Gather every line from the entries below that includes "asignado".

Dataset records
# # # #

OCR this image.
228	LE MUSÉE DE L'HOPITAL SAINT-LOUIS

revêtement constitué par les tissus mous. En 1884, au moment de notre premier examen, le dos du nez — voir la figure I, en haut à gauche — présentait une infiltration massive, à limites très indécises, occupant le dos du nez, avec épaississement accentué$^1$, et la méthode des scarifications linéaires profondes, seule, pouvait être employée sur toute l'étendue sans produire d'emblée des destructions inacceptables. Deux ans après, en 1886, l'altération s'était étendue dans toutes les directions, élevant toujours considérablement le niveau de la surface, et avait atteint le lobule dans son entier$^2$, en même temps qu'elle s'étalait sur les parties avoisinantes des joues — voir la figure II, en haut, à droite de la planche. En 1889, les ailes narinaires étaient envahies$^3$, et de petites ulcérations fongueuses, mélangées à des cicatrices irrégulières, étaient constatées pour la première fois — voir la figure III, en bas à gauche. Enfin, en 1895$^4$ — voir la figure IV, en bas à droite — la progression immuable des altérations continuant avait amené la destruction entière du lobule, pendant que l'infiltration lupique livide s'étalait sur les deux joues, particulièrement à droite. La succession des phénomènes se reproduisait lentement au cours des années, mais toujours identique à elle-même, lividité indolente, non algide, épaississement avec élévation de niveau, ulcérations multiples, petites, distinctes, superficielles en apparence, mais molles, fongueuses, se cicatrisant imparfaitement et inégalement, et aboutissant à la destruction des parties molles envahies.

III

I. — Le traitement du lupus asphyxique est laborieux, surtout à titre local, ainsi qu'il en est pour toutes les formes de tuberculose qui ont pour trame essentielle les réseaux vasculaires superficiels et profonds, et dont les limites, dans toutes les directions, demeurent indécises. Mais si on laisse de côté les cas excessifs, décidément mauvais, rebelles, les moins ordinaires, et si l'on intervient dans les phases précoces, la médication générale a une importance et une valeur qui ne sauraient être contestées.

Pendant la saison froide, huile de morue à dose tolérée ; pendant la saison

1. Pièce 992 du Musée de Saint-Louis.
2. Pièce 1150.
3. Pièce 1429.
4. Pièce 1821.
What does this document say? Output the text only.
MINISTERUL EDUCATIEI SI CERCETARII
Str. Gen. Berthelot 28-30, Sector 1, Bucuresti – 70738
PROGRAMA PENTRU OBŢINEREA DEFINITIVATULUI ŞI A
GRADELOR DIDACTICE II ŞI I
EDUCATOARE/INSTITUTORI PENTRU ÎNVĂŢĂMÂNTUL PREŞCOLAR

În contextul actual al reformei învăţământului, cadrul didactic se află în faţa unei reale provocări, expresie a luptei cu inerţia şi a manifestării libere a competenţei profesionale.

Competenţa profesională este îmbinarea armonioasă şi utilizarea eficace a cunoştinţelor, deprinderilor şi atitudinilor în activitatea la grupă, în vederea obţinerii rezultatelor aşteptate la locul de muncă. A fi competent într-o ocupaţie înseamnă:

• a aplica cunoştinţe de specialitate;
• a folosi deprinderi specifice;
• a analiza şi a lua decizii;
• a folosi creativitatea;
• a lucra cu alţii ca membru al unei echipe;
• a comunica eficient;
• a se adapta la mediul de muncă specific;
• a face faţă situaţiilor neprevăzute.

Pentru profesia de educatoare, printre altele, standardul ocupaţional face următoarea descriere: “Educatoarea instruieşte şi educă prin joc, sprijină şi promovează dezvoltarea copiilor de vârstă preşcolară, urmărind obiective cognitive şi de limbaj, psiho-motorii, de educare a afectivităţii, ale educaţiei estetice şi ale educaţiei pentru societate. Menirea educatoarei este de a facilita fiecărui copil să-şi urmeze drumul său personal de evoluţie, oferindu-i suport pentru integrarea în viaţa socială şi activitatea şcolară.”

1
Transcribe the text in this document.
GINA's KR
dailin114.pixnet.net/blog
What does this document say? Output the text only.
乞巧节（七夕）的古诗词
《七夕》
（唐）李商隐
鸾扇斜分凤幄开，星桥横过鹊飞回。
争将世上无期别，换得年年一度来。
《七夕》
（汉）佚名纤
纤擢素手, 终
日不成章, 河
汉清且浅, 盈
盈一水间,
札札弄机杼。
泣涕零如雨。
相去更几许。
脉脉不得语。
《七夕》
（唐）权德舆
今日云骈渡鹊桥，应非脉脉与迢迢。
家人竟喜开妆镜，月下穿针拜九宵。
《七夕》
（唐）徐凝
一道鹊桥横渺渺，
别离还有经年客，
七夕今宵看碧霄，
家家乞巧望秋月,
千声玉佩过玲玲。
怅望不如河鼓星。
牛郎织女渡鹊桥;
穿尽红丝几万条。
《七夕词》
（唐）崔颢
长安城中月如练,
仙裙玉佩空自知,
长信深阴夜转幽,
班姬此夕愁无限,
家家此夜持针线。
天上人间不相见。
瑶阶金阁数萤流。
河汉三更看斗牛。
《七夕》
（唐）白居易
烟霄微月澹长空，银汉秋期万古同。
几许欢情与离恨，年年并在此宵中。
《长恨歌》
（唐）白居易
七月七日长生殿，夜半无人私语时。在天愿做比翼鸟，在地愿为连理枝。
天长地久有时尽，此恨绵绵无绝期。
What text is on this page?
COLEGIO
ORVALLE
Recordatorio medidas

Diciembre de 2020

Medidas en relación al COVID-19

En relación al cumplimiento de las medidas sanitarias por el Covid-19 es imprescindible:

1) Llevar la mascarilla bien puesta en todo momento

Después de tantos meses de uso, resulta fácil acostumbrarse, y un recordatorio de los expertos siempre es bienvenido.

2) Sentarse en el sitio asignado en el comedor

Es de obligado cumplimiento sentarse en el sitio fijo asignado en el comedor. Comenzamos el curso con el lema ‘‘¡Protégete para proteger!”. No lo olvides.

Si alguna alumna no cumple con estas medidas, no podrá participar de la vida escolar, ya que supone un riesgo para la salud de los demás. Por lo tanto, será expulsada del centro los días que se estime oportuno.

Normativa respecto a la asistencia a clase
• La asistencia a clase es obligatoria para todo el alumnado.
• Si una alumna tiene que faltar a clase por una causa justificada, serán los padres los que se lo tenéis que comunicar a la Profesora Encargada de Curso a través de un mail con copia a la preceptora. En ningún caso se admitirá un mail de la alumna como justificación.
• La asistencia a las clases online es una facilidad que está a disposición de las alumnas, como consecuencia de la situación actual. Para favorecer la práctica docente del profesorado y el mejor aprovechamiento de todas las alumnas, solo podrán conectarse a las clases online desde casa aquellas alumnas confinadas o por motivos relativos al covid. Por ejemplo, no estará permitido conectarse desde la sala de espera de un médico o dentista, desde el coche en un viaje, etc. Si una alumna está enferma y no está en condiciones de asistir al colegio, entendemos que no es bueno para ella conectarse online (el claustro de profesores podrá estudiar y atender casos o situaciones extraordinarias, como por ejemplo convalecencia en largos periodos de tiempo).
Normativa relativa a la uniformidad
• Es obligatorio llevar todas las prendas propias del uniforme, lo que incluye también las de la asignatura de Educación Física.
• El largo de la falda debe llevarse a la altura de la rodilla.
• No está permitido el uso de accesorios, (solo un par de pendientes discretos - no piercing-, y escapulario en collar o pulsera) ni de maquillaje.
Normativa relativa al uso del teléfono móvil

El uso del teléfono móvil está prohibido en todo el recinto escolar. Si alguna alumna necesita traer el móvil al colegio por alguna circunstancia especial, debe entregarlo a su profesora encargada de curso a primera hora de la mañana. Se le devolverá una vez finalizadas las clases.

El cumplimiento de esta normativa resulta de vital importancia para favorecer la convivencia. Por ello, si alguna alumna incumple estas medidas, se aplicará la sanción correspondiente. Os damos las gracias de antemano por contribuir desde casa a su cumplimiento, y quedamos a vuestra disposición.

# # # #

■ Output of the exercise:
2) Sentarse en el sitio asignado en el comedor
Es de obligado cumplimiento sentarse en el sitio fijo asignado en el comedor. Comenzamos el curso con el lema ‘‘¡Protégete para proteger!”. No lo olvides.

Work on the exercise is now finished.